**Request**
Copy out all lines in the data below containing the string "Какую".
********************
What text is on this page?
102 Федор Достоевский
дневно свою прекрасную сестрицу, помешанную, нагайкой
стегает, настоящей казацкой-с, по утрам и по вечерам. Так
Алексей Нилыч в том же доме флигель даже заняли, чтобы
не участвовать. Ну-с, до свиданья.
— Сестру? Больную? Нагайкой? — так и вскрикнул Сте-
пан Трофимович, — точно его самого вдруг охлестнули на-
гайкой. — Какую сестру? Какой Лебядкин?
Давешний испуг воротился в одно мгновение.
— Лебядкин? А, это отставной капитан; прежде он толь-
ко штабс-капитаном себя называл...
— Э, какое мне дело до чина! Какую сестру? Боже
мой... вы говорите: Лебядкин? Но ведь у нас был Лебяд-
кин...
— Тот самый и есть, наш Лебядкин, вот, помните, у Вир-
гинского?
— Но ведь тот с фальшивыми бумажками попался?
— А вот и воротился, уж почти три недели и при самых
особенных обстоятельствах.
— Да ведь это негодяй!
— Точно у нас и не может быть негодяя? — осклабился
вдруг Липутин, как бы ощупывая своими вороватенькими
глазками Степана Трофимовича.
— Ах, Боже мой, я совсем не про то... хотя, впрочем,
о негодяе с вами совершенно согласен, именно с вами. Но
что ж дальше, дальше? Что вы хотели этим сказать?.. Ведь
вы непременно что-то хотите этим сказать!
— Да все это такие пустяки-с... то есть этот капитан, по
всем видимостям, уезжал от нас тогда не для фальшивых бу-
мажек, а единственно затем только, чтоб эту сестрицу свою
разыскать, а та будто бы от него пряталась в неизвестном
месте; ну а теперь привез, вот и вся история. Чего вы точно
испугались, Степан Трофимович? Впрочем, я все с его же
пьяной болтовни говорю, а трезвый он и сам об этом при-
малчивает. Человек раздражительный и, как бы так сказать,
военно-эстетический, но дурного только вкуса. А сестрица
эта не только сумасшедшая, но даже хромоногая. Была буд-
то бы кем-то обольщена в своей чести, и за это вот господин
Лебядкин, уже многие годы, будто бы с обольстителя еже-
********************
**Reply to the exercise**
гайкой. — Какую сестру? Какой Лебядкин?
— Э, какое мне дело до чина! Какую сестру? Боже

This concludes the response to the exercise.